**Short task**
Please render the material from the line with "Patent image size: (829, 630)." through the line with "The air flow passage 2 is at (610, 350).", both included, as a numbered list without blank lines.

(Stored data)
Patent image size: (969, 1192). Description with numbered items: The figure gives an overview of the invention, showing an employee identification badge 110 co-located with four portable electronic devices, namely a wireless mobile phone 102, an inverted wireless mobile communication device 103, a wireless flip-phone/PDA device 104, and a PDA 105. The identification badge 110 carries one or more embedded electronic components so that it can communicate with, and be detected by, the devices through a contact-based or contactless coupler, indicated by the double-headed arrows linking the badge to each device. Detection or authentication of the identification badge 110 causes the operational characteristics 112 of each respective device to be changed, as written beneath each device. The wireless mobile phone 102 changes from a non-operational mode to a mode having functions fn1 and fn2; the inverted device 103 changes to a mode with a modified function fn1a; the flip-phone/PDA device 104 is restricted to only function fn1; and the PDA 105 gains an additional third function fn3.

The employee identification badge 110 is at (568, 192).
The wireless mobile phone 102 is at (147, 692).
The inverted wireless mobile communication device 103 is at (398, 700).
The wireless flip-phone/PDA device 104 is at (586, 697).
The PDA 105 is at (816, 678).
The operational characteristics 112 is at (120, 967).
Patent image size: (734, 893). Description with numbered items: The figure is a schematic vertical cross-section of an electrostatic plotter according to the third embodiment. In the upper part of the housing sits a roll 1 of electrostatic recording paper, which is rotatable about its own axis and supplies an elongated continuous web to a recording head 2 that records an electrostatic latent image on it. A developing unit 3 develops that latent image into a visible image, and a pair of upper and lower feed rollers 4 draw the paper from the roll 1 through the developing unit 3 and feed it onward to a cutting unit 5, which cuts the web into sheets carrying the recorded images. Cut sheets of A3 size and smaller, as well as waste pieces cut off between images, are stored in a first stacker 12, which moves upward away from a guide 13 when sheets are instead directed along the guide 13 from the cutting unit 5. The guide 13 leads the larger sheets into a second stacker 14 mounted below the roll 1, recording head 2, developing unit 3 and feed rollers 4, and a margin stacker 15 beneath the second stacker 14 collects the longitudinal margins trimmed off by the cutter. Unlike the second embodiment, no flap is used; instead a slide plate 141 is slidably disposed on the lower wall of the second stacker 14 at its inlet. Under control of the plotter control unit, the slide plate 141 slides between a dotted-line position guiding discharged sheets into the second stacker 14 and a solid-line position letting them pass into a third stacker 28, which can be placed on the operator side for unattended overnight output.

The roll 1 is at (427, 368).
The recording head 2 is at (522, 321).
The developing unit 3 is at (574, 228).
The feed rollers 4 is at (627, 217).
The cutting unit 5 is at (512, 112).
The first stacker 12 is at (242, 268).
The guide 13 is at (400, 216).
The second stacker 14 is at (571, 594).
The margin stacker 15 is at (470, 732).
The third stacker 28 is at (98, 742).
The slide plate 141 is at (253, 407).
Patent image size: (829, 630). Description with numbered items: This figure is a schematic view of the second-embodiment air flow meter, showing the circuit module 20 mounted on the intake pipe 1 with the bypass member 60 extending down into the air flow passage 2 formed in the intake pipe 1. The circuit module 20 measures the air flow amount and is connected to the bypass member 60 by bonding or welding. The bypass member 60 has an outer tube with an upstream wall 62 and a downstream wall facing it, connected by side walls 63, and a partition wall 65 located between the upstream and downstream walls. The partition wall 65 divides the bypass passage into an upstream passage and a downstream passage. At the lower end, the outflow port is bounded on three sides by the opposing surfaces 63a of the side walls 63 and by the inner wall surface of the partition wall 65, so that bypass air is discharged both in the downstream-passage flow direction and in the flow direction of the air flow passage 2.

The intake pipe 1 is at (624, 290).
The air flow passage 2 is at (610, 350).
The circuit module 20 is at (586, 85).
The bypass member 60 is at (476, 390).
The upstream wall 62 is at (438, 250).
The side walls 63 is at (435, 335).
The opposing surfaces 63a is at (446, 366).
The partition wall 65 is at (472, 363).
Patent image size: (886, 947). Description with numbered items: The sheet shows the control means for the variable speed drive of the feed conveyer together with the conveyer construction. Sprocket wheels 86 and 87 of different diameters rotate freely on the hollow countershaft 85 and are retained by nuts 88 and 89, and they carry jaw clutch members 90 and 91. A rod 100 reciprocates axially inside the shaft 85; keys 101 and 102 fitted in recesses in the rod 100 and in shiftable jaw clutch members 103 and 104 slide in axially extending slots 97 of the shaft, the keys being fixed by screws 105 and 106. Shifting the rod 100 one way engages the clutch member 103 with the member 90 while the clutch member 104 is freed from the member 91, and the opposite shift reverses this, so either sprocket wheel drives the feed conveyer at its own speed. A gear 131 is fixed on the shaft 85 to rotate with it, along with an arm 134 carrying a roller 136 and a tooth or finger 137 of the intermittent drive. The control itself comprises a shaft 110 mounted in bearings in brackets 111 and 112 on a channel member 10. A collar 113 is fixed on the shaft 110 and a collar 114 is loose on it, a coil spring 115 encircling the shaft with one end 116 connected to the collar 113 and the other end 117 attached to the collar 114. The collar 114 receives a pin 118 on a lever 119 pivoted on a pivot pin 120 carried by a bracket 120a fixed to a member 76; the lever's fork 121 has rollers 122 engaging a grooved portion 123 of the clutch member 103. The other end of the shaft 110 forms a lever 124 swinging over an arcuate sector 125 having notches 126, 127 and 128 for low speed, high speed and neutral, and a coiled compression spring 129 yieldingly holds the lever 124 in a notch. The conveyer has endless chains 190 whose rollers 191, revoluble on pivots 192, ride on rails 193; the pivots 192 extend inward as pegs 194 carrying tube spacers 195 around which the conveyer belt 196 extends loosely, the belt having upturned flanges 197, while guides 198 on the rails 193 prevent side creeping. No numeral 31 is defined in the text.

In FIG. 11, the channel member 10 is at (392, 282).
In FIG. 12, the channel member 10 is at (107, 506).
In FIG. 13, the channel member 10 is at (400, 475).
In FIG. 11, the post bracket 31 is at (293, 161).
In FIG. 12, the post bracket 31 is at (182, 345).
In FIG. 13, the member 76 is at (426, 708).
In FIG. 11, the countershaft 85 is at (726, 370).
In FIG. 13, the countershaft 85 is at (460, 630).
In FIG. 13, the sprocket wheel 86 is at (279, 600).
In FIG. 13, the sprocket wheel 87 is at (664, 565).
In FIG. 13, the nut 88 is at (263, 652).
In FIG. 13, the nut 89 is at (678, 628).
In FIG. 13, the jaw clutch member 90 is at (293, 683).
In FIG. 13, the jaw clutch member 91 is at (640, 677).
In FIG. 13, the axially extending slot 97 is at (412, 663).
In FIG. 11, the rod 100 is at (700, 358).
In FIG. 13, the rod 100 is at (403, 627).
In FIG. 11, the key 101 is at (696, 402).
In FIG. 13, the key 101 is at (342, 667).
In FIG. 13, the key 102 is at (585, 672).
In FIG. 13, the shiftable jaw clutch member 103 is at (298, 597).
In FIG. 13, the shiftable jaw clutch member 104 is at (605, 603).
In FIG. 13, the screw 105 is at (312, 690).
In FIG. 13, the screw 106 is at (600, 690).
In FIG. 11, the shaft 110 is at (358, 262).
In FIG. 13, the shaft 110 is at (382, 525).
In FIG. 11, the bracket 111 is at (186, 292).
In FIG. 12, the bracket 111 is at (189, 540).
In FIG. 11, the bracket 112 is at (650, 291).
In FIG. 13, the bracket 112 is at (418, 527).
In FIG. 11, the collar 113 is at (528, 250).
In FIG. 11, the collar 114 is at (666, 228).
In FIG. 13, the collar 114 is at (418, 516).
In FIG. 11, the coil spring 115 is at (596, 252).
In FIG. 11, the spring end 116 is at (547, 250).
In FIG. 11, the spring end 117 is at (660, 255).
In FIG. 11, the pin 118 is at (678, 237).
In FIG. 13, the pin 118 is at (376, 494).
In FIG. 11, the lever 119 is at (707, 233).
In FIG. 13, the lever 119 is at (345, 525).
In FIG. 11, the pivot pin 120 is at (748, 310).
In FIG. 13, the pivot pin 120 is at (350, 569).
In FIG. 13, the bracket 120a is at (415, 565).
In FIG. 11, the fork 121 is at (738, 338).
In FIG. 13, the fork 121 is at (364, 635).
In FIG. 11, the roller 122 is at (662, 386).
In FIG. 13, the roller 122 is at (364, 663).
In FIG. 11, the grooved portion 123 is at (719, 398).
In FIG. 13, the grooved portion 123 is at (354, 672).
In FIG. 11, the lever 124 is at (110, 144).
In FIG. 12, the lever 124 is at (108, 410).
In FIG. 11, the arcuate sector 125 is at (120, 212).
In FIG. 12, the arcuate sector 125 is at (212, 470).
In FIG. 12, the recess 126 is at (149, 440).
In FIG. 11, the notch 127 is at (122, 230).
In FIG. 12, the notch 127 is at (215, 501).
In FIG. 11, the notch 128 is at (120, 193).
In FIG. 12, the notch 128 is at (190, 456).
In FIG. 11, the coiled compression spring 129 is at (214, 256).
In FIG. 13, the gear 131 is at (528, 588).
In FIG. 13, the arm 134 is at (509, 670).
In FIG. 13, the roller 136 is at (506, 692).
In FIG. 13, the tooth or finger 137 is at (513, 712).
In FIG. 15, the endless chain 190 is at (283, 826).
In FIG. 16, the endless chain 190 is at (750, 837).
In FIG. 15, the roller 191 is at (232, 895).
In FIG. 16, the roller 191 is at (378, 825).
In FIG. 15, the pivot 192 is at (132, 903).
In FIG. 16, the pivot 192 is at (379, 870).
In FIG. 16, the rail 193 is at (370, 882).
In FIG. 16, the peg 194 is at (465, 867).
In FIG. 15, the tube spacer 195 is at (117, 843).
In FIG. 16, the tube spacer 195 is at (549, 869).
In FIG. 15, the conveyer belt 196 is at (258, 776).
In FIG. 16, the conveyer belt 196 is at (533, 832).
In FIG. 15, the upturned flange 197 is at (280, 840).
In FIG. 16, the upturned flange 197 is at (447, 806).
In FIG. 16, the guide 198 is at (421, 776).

**Exercise result**
1. Patent image size: (829, 630). Description with numbered items: This figure is a schematic view of the second-embodiment air flow meter, showing the circuit module 20 mounted on the intake pipe 1 with the bypass member 60 extending down into the air flow passage 2 formed in the intake pipe 1. The circuit module 20 measures the air flow amount and is connected to the bypass member 60 by bonding or welding. The bypass member 60 has an outer tube with an upstream wall 62 and a downstream wall facing it, connected by side walls 63, and a partition wall 65 located between the upstream and downstream walls. The partition wall 65 divides the bypass passage into an upstream passage and a downstream passage. At the lower end, the outflow port is bounded on three sides by the opposing surfaces 63a of the side walls 63 and by the inner wall surface of the partition wall 65, so that bypass air is discharged both in the downstream-passage flow direction and in the flow direction of the air flow passage 2.
2. The intake pipe 1 is at (624, 290).
3. The air flow passage 2 is at (610, 350).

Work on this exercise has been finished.